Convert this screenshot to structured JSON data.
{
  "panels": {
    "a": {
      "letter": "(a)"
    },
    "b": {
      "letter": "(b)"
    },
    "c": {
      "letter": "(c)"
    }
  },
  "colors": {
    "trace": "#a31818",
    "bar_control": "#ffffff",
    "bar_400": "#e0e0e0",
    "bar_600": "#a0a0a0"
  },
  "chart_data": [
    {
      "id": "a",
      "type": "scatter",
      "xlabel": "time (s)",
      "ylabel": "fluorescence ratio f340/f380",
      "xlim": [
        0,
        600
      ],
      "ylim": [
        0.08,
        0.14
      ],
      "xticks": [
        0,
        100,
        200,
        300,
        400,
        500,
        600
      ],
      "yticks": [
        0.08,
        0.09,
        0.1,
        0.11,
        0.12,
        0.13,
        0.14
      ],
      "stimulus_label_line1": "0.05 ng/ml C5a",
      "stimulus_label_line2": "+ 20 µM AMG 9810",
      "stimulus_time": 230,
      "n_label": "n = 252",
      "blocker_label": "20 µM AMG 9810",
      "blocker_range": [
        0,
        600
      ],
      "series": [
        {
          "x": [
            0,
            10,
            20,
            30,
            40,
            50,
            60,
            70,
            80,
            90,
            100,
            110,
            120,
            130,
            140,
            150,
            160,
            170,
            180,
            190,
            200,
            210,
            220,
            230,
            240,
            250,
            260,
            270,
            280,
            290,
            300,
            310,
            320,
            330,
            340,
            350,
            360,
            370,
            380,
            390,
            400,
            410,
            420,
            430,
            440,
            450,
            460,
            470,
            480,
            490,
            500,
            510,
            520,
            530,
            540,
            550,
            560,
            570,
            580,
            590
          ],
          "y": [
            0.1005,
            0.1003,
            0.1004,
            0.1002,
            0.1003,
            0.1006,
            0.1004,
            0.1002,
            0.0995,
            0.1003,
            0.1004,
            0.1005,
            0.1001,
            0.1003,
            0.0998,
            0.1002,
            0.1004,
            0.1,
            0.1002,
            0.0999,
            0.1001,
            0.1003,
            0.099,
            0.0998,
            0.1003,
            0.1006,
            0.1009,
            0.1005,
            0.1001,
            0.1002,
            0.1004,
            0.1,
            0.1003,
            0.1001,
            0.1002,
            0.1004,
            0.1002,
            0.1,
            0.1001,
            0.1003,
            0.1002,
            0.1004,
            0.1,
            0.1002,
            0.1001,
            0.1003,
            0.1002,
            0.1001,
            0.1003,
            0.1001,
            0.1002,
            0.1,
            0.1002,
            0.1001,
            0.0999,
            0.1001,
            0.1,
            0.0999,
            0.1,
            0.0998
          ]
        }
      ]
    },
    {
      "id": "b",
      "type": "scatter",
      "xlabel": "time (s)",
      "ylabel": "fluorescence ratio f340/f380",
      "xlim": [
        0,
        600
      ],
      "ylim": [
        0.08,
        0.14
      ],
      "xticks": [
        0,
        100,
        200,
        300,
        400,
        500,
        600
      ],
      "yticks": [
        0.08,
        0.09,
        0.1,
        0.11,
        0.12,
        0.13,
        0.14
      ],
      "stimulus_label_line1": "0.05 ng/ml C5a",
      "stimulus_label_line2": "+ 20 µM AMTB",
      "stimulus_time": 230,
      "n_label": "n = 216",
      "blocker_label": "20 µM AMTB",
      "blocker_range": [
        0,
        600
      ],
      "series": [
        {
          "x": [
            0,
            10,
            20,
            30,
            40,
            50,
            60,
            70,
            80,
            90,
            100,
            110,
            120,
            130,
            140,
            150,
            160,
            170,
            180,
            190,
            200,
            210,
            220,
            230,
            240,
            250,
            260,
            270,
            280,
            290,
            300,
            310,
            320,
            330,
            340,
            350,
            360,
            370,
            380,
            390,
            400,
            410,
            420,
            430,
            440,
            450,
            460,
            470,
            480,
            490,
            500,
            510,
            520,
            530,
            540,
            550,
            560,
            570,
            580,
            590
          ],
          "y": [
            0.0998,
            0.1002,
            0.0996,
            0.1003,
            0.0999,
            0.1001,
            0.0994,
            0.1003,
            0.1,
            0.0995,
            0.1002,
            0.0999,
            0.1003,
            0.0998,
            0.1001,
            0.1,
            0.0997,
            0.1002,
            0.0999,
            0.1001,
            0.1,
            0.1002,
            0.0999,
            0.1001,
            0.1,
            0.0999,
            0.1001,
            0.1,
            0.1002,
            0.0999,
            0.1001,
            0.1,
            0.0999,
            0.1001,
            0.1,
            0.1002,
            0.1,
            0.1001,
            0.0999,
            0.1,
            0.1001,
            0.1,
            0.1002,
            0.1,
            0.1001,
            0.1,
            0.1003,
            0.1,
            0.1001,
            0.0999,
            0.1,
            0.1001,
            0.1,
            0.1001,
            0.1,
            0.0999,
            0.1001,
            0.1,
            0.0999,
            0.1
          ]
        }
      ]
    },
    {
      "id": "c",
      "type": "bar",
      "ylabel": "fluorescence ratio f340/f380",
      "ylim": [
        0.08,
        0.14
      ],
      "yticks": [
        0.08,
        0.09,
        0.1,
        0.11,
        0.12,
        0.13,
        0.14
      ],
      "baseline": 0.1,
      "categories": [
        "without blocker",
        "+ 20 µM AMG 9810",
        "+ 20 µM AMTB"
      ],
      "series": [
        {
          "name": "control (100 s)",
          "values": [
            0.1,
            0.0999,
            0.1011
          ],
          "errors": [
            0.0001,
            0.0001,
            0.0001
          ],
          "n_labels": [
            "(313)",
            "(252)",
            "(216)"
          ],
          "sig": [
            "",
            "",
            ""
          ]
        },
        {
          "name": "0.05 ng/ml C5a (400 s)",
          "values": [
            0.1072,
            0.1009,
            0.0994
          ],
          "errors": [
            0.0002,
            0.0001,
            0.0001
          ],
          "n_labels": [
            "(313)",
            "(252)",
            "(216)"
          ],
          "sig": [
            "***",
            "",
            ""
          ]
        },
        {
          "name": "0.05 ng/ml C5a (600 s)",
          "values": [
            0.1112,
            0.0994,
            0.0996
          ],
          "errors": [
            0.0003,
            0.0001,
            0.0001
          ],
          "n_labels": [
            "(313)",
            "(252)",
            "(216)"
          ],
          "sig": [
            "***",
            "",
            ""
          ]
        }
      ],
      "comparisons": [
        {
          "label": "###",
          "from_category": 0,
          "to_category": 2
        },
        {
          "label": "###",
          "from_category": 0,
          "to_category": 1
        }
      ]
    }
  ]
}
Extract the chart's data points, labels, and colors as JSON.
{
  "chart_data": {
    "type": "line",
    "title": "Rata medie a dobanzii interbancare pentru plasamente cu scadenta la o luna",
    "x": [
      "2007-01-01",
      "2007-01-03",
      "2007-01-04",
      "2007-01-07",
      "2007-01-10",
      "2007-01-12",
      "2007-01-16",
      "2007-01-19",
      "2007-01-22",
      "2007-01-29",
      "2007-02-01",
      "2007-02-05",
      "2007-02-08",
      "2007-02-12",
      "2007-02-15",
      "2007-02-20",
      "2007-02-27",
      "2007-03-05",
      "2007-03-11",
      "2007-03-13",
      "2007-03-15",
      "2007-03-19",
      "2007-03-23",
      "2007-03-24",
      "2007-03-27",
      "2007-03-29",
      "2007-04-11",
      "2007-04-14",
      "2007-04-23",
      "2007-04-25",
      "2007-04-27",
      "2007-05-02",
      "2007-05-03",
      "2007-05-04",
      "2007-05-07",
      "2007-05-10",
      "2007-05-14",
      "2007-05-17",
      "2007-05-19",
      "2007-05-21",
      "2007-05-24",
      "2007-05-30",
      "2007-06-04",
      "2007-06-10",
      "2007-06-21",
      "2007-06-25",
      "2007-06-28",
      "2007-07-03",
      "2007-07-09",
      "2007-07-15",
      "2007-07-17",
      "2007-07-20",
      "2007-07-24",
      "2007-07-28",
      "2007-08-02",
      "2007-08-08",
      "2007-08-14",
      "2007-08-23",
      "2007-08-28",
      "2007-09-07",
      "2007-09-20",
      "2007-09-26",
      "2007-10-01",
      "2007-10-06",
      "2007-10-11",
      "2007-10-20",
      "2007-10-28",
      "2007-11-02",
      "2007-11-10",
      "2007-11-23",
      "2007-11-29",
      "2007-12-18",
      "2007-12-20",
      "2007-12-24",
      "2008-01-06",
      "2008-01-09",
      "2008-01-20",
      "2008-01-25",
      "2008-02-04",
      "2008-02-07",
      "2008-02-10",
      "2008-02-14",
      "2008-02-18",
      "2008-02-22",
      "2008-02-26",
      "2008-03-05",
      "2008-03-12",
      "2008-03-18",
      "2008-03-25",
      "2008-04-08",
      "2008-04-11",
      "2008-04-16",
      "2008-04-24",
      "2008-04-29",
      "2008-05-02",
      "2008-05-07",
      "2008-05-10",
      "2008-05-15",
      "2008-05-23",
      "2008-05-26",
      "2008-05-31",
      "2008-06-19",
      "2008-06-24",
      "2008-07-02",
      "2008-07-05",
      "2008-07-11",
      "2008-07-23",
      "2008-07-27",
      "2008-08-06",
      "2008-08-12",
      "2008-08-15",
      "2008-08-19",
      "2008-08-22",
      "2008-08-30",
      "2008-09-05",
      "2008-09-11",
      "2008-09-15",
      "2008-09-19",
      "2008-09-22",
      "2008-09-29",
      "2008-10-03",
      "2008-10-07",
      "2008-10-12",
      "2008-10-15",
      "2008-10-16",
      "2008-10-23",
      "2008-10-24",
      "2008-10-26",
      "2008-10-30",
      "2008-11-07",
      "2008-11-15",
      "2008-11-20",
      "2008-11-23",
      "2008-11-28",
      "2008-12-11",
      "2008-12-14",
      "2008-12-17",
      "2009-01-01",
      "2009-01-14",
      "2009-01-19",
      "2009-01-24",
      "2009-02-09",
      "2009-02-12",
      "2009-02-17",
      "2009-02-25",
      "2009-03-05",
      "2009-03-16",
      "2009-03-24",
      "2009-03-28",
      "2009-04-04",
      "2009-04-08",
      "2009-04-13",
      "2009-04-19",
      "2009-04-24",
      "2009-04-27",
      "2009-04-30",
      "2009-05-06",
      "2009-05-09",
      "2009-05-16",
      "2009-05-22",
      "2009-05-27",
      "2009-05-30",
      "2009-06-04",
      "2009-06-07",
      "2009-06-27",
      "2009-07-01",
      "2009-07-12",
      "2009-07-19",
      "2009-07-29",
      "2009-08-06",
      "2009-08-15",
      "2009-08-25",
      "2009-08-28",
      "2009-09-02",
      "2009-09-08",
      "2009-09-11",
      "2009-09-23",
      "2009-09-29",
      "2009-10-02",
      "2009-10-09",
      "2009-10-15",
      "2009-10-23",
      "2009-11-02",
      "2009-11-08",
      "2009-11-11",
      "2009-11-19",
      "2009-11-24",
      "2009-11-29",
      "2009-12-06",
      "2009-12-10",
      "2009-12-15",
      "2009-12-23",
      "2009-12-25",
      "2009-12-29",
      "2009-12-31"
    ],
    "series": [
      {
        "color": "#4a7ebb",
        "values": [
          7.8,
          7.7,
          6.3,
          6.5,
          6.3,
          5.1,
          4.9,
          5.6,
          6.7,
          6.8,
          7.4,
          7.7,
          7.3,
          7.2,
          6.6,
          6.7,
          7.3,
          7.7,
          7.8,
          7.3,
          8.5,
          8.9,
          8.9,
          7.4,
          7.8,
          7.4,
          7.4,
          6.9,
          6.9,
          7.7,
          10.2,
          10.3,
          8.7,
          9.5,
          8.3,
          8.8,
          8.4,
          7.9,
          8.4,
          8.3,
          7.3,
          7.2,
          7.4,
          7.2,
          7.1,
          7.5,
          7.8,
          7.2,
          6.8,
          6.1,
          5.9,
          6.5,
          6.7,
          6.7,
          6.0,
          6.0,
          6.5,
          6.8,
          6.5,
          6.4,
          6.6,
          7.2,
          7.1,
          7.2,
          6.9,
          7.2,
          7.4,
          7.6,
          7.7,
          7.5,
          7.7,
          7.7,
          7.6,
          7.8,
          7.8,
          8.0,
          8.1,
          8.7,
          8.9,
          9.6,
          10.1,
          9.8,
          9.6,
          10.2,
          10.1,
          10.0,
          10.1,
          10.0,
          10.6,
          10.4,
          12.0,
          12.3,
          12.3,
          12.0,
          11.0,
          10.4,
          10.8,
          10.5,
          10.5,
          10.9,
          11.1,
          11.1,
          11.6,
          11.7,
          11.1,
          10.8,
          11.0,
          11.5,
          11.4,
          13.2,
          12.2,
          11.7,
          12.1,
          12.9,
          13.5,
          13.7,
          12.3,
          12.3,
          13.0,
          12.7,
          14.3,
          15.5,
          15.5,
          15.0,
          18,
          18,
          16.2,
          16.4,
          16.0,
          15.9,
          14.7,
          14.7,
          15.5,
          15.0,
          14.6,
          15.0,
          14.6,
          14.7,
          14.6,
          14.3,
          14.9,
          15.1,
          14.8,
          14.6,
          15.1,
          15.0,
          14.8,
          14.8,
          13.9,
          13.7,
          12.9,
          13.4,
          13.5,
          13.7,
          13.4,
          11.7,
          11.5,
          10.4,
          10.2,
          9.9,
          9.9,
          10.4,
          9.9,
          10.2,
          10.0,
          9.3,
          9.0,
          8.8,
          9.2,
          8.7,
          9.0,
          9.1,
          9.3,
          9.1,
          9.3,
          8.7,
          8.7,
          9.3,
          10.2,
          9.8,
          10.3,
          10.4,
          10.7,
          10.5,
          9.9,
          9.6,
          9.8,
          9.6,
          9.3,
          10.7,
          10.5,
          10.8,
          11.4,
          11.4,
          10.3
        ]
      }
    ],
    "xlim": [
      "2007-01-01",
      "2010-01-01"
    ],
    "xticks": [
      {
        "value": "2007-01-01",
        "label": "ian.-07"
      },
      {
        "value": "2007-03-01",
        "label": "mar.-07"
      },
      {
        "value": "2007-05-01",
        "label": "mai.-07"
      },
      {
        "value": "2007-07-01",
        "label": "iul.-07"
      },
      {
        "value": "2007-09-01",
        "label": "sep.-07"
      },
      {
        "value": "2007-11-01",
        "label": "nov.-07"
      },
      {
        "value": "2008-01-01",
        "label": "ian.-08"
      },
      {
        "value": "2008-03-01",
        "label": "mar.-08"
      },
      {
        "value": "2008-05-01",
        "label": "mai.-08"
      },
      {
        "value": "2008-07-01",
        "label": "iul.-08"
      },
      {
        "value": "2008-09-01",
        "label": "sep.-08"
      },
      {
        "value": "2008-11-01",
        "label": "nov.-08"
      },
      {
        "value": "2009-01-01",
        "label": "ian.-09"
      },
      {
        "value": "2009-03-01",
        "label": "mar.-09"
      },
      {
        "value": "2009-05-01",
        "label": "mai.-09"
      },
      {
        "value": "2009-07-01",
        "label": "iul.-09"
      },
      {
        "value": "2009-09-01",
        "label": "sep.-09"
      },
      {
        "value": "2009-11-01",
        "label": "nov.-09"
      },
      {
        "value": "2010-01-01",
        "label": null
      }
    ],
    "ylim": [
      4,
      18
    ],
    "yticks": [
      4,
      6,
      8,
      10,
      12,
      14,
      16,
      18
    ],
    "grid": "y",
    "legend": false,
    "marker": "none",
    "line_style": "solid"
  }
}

------

#### [STATED PROBLEM]
Using the listing above, pull out all lines that hold the word "JSON".

#### [TASK RESULT]
Convert this screenshot to structured JSON data.
Extract the chart's data points, labels, and colors as JSON.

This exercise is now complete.